WHAT TO DO — Repeat the records in full and exactly, omitting pictures.

SOURCE RECORDS —

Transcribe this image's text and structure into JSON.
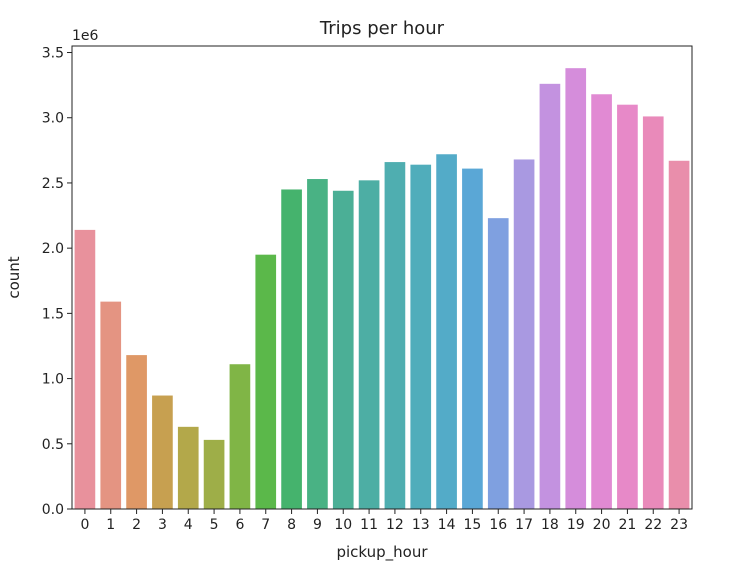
{
  "chart_data": {
    "type": "bar",
    "title": "Trips per hour",
    "xlabel": "pickup_hour",
    "ylabel": "count",
    "y_offset_label": "1e6",
    "categories": [
      "0",
      "1",
      "2",
      "3",
      "4",
      "5",
      "6",
      "7",
      "8",
      "9",
      "10",
      "11",
      "12",
      "13",
      "14",
      "15",
      "16",
      "17",
      "18",
      "19",
      "20",
      "21",
      "22",
      "23"
    ],
    "values": [
      2140000,
      1590000,
      1180000,
      870000,
      630000,
      530000,
      1110000,
      1950000,
      2450000,
      2530000,
      2440000,
      2520000,
      2660000,
      2640000,
      2720000,
      2610000,
      2230000,
      2680000,
      3260000,
      3380000,
      3180000,
      3100000,
      3010000,
      2670000
    ],
    "ylim": [
      0,
      3550000
    ],
    "y_ticks": [
      0,
      500000,
      1000000,
      1500000,
      2000000,
      2500000,
      3000000,
      3500000
    ],
    "y_tick_labels": [
      "0.0",
      "0.5",
      "1.0",
      "1.5",
      "2.0",
      "2.5",
      "3.0",
      "3.5"
    ],
    "bar_colors": [
      "#e8919c",
      "#e49482",
      "#df9866",
      "#c7a050",
      "#b3a84a",
      "#9eae48",
      "#80b546",
      "#5bb84a",
      "#45b36d",
      "#49b284",
      "#4baf96",
      "#4daea4",
      "#4faeb0",
      "#50adbb",
      "#53abc8",
      "#5aa7d6",
      "#7fa0e0",
      "#a999e1",
      "#c392e0",
      "#d58ddb",
      "#e18ad3",
      "#e789c8",
      "#e98aba",
      "#e98eab"
    ],
    "grid": false,
    "legend": "none"
  }
}
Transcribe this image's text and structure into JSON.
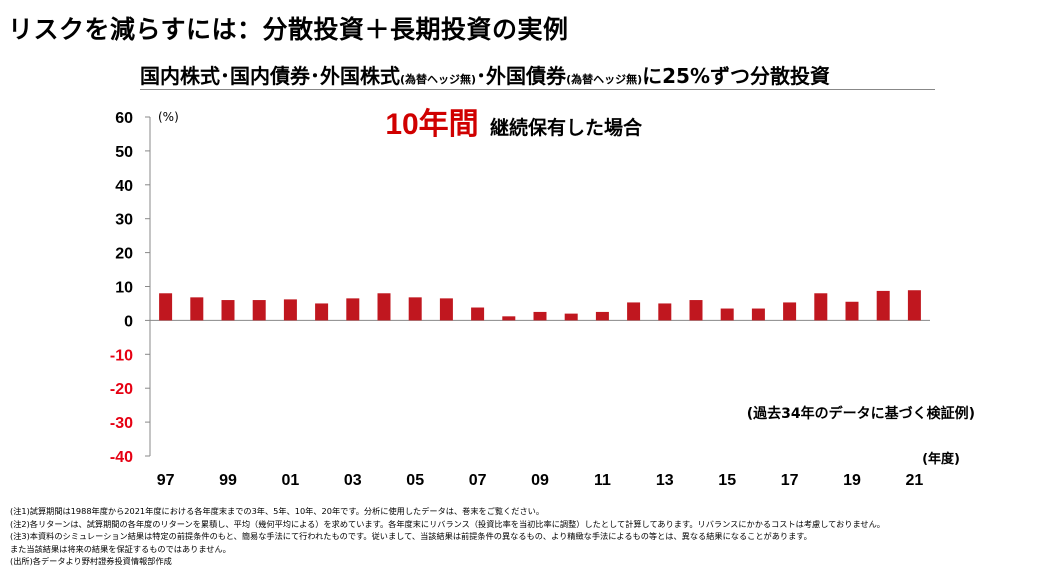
{
  "header": {
    "title": "リスクを減らすには：分散投資＋長期投資の実例",
    "subtitle_parts": [
      "国内株式･国内債券･外国株式",
      "(為替ヘッジ無)",
      "･外国債券",
      "(為替ヘッジ無)",
      "に25%ずつ分散投資"
    ]
  },
  "chart_data": {
    "type": "bar",
    "period_label_num": "10年間",
    "period_label_text": "継続保有した場合",
    "y_unit": "(%)",
    "x_unit": "(年度)",
    "annotation": "(過去34年のデータに基づく検証例)",
    "ylim": [
      -40,
      60
    ],
    "yticks": [
      60,
      50,
      40,
      30,
      20,
      10,
      0,
      -10,
      -20,
      -30,
      -40
    ],
    "categories": [
      "97",
      "98",
      "99",
      "00",
      "01",
      "02",
      "03",
      "04",
      "05",
      "06",
      "07",
      "08",
      "09",
      "10",
      "11",
      "12",
      "13",
      "14",
      "15",
      "16",
      "17",
      "18",
      "19",
      "20",
      "21"
    ],
    "xtick_labels": [
      "97",
      "99",
      "01",
      "03",
      "05",
      "07",
      "09",
      "11",
      "13",
      "15",
      "17",
      "19",
      "21"
    ],
    "values": [
      8.0,
      6.8,
      6.0,
      6.0,
      6.2,
      5.0,
      6.5,
      8.0,
      6.8,
      6.5,
      3.8,
      1.2,
      2.5,
      2.0,
      2.5,
      5.3,
      5.0,
      6.0,
      3.5,
      3.5,
      5.3,
      8.0,
      5.5,
      8.7,
      8.9
    ],
    "bar_color": "#c0171f",
    "negative_tick_color": "#e60012",
    "grid": false,
    "legend": "none"
  },
  "notes": [
    "(注1)試算期間は1988年度から2021年度における各年度末までの3年、5年、10年、20年です。分析に使用したデータは、巻末をご覧ください。",
    "(注2)各リターンは、試算期間の各年度のリターンを累積し、平均（幾何平均による）を求めています。各年度末にリバランス（投資比率を当初比率に調整）したとして計算してあります。リバランスにかかるコストは考慮しておりません。",
    "(注3)本資料のシミュレーション結果は特定の前提条件のもと、簡易な手法にて行われたものです。従いまして、当該結果は前提条件の異なるもの、より精緻な手法によるもの等とは、異なる結果になることがあります。",
    "また当該結果は将来の結果を保証するものではありません。",
    "(出所)各データより野村證券投資情報部作成"
  ]
}
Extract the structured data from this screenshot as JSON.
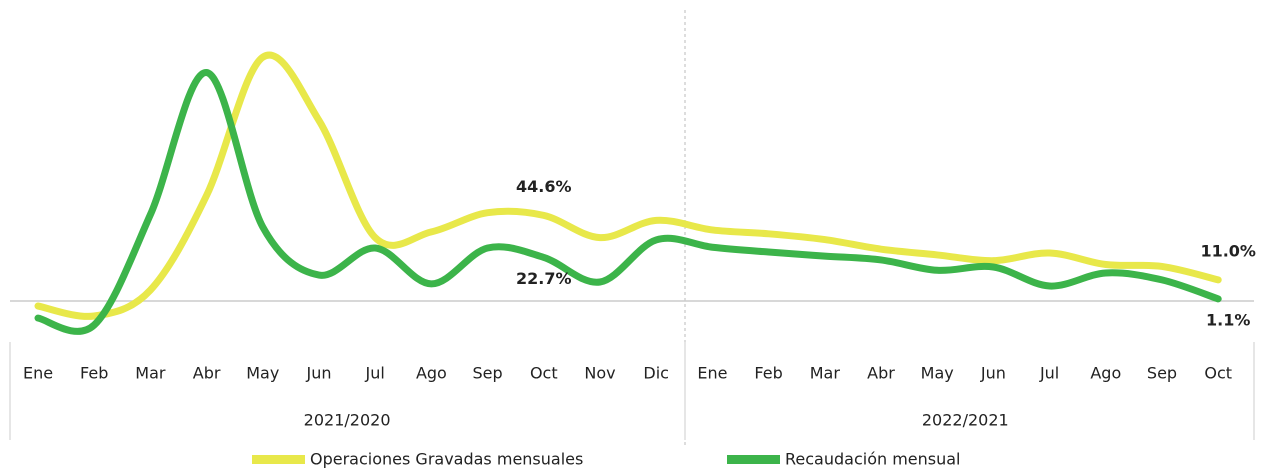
{
  "chart_data": {
    "type": "line",
    "category_groups": [
      {
        "label": "2021/2020",
        "categories": [
          "Ene",
          "Feb",
          "Mar",
          "Abr",
          "May",
          "Jun",
          "Jul",
          "Ago",
          "Sep",
          "Oct",
          "Nov",
          "Dic"
        ]
      },
      {
        "label": "2022/2021",
        "categories": [
          "Ene",
          "Feb",
          "Mar",
          "Abr",
          "May",
          "Jun",
          "Jul",
          "Ago",
          "Sep",
          "Oct"
        ]
      }
    ],
    "series": [
      {
        "name": "Operaciones Gravadas mensuales",
        "color": "#e8e84a",
        "values": [
          -2.6,
          -7.8,
          5.7,
          55,
          127,
          94,
          33,
          36,
          46,
          44.6,
          33,
          42,
          37,
          35,
          32,
          27,
          24,
          21,
          25,
          19,
          18,
          11.0
        ],
        "value_labels": [
          null,
          null,
          null,
          null,
          null,
          null,
          null,
          null,
          null,
          "44.6%",
          null,
          null,
          null,
          null,
          null,
          null,
          null,
          null,
          null,
          null,
          null,
          "11.0%"
        ]
      },
      {
        "name": "Recaudación mensual",
        "color": "#3cb44a",
        "values": [
          -8.9,
          -12.5,
          45,
          119,
          38.5,
          13.5,
          27.6,
          8.9,
          27.6,
          22.7,
          9.9,
          31.8,
          28,
          25.5,
          23.4,
          21.4,
          16,
          17.7,
          7.8,
          14.6,
          11,
          1.1
        ],
        "value_labels": [
          null,
          null,
          null,
          null,
          null,
          null,
          null,
          null,
          null,
          "22.7%",
          null,
          null,
          null,
          null,
          null,
          null,
          null,
          null,
          null,
          null,
          null,
          "1.1%"
        ]
      }
    ]
  }
}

RESULT FOR THIS EXERCISE —
Transcribe this image's text and structure into JSON.
{
  "chart_data": {
    "type": "bar",
    "title": "Trips per hour",
    "xlabel": "pickup_hour",
    "ylabel": "count",
    "y_offset_label": "1e6",
    "categories": [
      "0",
      "1",
      "2",
      "3",
      "4",
      "5",
      "6",
      "7",
      "8",
      "9",
      "10",
      "11",
      "12",
      "13",
      "14",
      "15",
      "16",
      "17",
      "18",
      "19",
      "20",
      "21",
      "22",
      "23"
    ],
    "values": [
      2140000,
      1590000,
      1180000,
      870000,
      630000,
      530000,
      1110000,
      1950000,
      2450000,
      2530000,
      2440000,
      2520000,
      2660000,
      2640000,
      2720000,
      2610000,
      2230000,
      2680000,
      3260000,
      3380000,
      3180000,
      3100000,
      3010000,
      2670000
    ],
    "ylim": [
      0,
      3550000
    ],
    "y_ticks": [
      0,
      500000,
      1000000,
      1500000,
      2000000,
      2500000,
      3000000,
      3500000
    ],
    "y_tick_labels": [
      "0.0",
      "0.5",
      "1.0",
      "1.5",
      "2.0",
      "2.5",
      "3.0",
      "3.5"
    ],
    "bar_colors": [
      "#e8919c",
      "#e49482",
      "#df9866",
      "#c7a050",
      "#b3a84a",
      "#9eae48",
      "#80b546",
      "#5bb84a",
      "#45b36d",
      "#49b284",
      "#4baf96",
      "#4daea4",
      "#4faeb0",
      "#50adbb",
      "#53abc8",
      "#5aa7d6",
      "#7fa0e0",
      "#a999e1",
      "#c392e0",
      "#d58ddb",
      "#e18ad3",
      "#e789c8",
      "#e98aba",
      "#e98eab"
    ],
    "grid": false,
    "legend": "none"
  }
}
Transcribe this image's text and structure into JSON.
{
  "header": {
    "title": "リスクを減らすには：分散投資＋長期投資の実例",
    "subtitle_parts": [
      "国内株式･国内債券･外国株式",
      "(為替ヘッジ無)",
      "･外国債券",
      "(為替ヘッジ無)",
      "に25%ずつ分散投資"
    ]
  },
  "chart_data": {
    "type": "bar",
    "period_label_num": "10年間",
    "period_label_text": "継続保有した場合",
    "y_unit": "(%)",
    "x_unit": "(年度)",
    "annotation": "(過去34年のデータに基づく検証例)",
    "ylim": [
      -40,
      60
    ],
    "yticks": [
      60,
      50,
      40,
      30,
      20,
      10,
      0,
      -10,
      -20,
      -30,
      -40
    ],
    "categories": [
      "97",
      "98",
      "99",
      "00",
      "01",
      "02",
      "03",
      "04",
      "05",
      "06",
      "07",
      "08",
      "09",
      "10",
      "11",
      "12",
      "13",
      "14",
      "15",
      "16",
      "17",
      "18",
      "19",
      "20",
      "21"
    ],
    "xtick_labels": [
      "97",
      "99",
      "01",
      "03",
      "05",
      "07",
      "09",
      "11",
      "13",
      "15",
      "17",
      "19",
      "21"
    ],
    "values": [
      8.0,
      6.8,
      6.0,
      6.0,
      6.2,
      5.0,
      6.5,
      8.0,
      6.8,
      6.5,
      3.8,
      1.2,
      2.5,
      2.0,
      2.5,
      5.3,
      5.0,
      6.0,
      3.5,
      3.5,
      5.3,
      8.0,
      5.5,
      8.7,
      8.9
    ],
    "bar_color": "#c0171f",
    "negative_tick_color": "#e60012",
    "grid": false,
    "legend": "none"
  },
  "notes": [
    "(注1)試算期間は1988年度から2021年度における各年度末までの3年、5年、10年、20年です。分析に使用したデータは、巻末をご覧ください。",
    "(注2)各リターンは、試算期間の各年度のリターンを累積し、平均（幾何平均による）を求めています。各年度末にリバランス（投資比率を当初比率に調整）したとして計算してあります。リバランスにかかるコストは考慮しておりません。",
    "(注3)本資料のシミュレーション結果は特定の前提条件のもと、簡易な手法にて行われたものです。従いまして、当該結果は前提条件の異なるもの、より精緻な手法によるもの等とは、異なる結果になることがあります。",
    "また当該結果は将来の結果を保証するものではありません。",
    "(出所)各データより野村證券投資情報部作成"
  ]
}
Extract the structured data from this screenshot as JSON.
{
  "chart_data": {
    "type": "line",
    "category_groups": [
      {
        "label": "2021/2020",
        "categories": [
          "Ene",
          "Feb",
          "Mar",
          "Abr",
          "May",
          "Jun",
          "Jul",
          "Ago",
          "Sep",
          "Oct",
          "Nov",
          "Dic"
        ]
      },
      {
        "label": "2022/2021",
        "categories": [
          "Ene",
          "Feb",
          "Mar",
          "Abr",
          "May",
          "Jun",
          "Jul",
          "Ago",
          "Sep",
          "Oct"
        ]
      }
    ],
    "series": [
      {
        "name": "Operaciones Gravadas mensuales",
        "color": "#e8e84a",
        "values": [
          -2.6,
          -7.8,
          5.7,
          55,
          127,
          94,
          33,
          36,
          46,
          44.6,
          33,
          42,
          37,
          35,
          32,
          27,
          24,
          21,
          25,
          19,
          18,
          11.0
        ],
        "value_labels": [
          null,
          null,
          null,
          null,
          null,
          null,
          null,
          null,
          null,
          "44.6%",
          null,
          null,
          null,
          null,
          null,
          null,
          null,
          null,
          null,
          null,
          null,
          "11.0%"
        ]
      },
      {
        "name": "Recaudación mensual",
        "color": "#3cb44a",
        "values": [
          -8.9,
          -12.5,
          45,
          119,
          38.5,
          13.5,
          27.6,
          8.9,
          27.6,
          22.7,
          9.9,
          31.8,
          28,
          25.5,
          23.4,
          21.4,
          16,
          17.7,
          7.8,
          14.6,
          11,
          1.1
        ],
        "value_labels": [
          null,
          null,
          null,
          null,
          null,
          null,
          null,
          null,
          null,
          "22.7%",
          null,
          null,
          null,
          null,
          null,
          null,
          null,
          null,
          null,
          null,
          null,
          "1.1%"
        ]
      }
    ]
  }
}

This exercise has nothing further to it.